## DO THIS
Check each line of the records for "JSON"; collect those that have it.

Structured figure records:
▼

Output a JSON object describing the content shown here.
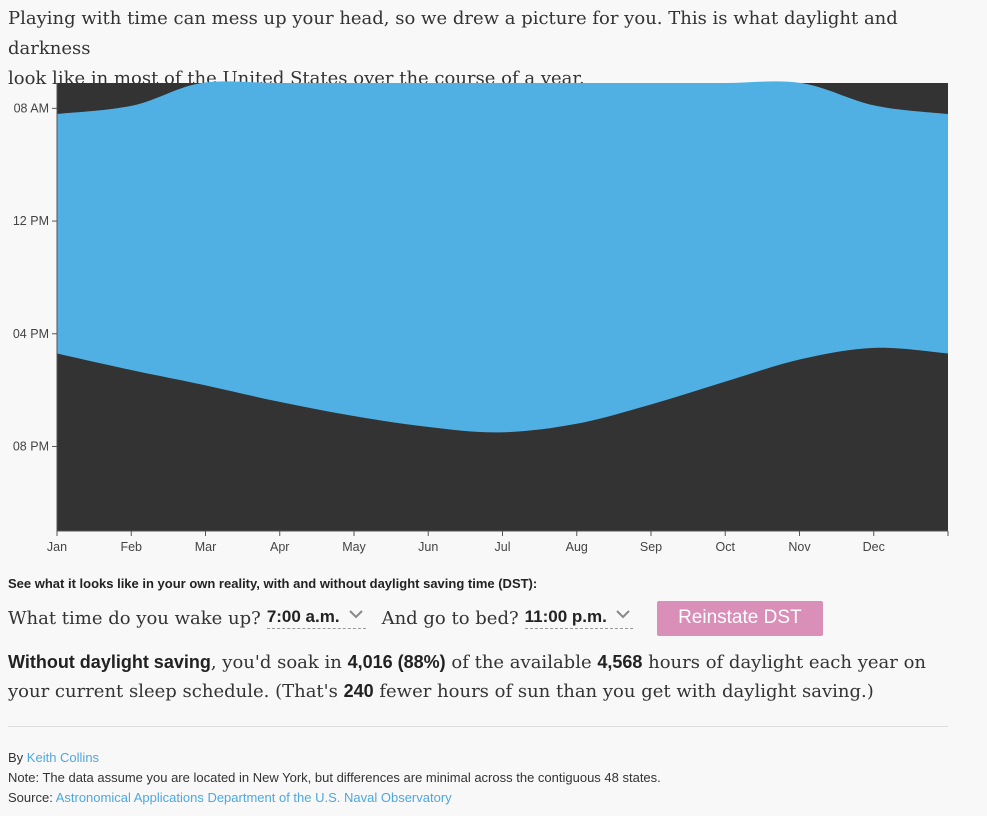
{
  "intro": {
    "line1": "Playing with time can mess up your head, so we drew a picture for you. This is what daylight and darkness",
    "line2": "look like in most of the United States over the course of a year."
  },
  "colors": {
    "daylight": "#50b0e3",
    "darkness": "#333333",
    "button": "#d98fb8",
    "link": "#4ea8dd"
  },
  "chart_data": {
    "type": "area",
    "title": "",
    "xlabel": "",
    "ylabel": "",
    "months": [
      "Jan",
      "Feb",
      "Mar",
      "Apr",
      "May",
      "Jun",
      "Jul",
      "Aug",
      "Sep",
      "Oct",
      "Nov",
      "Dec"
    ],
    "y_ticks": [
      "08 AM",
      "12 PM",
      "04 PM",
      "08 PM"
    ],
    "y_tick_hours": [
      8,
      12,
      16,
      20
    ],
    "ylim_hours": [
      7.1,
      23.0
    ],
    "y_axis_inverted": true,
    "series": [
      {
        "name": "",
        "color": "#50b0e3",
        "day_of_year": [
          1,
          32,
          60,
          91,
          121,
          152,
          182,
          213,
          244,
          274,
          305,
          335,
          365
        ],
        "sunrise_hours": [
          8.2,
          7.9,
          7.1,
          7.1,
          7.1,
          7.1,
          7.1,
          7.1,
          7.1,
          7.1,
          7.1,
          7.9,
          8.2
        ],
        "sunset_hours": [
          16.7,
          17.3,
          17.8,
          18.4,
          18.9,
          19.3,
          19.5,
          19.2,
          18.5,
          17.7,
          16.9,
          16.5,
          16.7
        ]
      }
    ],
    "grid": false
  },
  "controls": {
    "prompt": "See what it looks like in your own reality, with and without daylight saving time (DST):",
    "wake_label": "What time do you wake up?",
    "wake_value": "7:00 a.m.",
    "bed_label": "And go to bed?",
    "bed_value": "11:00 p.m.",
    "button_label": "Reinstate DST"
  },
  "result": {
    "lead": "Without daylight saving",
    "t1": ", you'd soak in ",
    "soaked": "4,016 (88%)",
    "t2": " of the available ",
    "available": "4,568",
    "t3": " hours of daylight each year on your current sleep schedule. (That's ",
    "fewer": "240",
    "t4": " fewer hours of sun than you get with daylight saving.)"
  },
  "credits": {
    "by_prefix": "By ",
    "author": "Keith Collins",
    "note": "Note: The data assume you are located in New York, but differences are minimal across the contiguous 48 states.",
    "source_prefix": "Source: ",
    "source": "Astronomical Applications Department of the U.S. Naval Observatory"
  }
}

▲
▼

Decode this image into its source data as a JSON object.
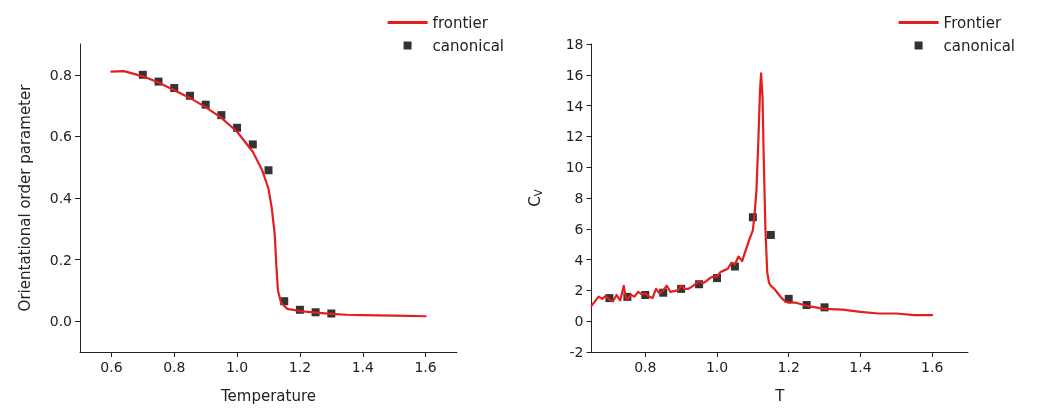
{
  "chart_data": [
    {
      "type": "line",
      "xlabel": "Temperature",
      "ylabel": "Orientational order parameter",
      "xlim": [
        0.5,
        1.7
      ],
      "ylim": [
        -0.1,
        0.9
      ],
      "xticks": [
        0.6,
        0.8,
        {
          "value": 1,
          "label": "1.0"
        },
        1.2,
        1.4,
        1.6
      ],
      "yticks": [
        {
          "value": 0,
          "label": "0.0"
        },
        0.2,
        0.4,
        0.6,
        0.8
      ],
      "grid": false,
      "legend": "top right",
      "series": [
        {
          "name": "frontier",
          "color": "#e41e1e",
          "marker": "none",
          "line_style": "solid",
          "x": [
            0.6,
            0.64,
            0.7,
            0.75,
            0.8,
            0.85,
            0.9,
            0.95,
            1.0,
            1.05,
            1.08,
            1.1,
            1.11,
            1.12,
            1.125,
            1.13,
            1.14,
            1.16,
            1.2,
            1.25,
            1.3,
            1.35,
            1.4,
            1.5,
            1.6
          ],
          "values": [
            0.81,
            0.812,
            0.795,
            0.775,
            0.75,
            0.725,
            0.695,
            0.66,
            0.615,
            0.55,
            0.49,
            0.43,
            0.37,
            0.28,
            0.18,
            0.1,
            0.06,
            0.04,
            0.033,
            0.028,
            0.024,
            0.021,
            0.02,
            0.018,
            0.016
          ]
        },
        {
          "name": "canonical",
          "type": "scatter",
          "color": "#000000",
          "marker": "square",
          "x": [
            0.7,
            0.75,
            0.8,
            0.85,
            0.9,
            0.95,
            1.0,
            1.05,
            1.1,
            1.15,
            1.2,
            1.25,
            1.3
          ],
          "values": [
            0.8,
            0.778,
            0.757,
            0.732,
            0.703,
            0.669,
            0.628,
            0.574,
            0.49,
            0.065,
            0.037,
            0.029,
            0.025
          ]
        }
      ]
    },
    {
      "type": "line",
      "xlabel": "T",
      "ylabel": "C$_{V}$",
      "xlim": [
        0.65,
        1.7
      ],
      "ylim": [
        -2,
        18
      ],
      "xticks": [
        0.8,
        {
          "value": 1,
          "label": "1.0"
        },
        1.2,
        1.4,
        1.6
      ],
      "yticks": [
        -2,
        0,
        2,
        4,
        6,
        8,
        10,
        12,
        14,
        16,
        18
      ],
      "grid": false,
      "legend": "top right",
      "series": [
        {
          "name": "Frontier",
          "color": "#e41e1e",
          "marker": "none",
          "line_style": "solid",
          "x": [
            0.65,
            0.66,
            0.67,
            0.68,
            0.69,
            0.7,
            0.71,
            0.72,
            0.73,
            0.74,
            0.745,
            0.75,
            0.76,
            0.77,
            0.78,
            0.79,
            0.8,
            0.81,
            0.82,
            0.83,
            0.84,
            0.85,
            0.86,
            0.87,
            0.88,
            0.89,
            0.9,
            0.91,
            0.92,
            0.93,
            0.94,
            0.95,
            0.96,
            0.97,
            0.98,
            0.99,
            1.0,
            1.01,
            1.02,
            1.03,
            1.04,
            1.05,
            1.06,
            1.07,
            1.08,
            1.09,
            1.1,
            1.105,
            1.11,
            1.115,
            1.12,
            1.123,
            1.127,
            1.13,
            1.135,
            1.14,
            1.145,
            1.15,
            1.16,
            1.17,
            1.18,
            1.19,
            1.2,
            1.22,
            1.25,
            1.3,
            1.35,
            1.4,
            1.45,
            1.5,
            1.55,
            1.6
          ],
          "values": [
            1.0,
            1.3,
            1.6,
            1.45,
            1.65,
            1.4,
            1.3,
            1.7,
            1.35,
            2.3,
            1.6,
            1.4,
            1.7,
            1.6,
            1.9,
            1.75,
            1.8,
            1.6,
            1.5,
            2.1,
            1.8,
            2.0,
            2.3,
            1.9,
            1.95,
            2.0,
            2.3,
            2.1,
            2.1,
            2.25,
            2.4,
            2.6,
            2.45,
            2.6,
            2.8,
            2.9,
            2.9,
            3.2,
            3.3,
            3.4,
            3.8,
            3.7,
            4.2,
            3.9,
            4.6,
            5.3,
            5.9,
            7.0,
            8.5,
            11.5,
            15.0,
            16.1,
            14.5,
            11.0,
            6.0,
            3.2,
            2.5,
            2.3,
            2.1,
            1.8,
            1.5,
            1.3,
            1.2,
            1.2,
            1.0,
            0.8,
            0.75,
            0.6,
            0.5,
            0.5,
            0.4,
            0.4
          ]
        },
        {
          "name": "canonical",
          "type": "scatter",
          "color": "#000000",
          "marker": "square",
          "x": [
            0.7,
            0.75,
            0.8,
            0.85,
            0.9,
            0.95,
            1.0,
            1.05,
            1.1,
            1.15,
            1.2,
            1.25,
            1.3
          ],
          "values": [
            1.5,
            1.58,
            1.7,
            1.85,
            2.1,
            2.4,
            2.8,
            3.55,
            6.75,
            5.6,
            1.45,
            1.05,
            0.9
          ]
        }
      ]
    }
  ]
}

▲

## FINISHED ANSWER
Output a JSON object describing the content shown here.
Decode this image into its source data as a JSON object.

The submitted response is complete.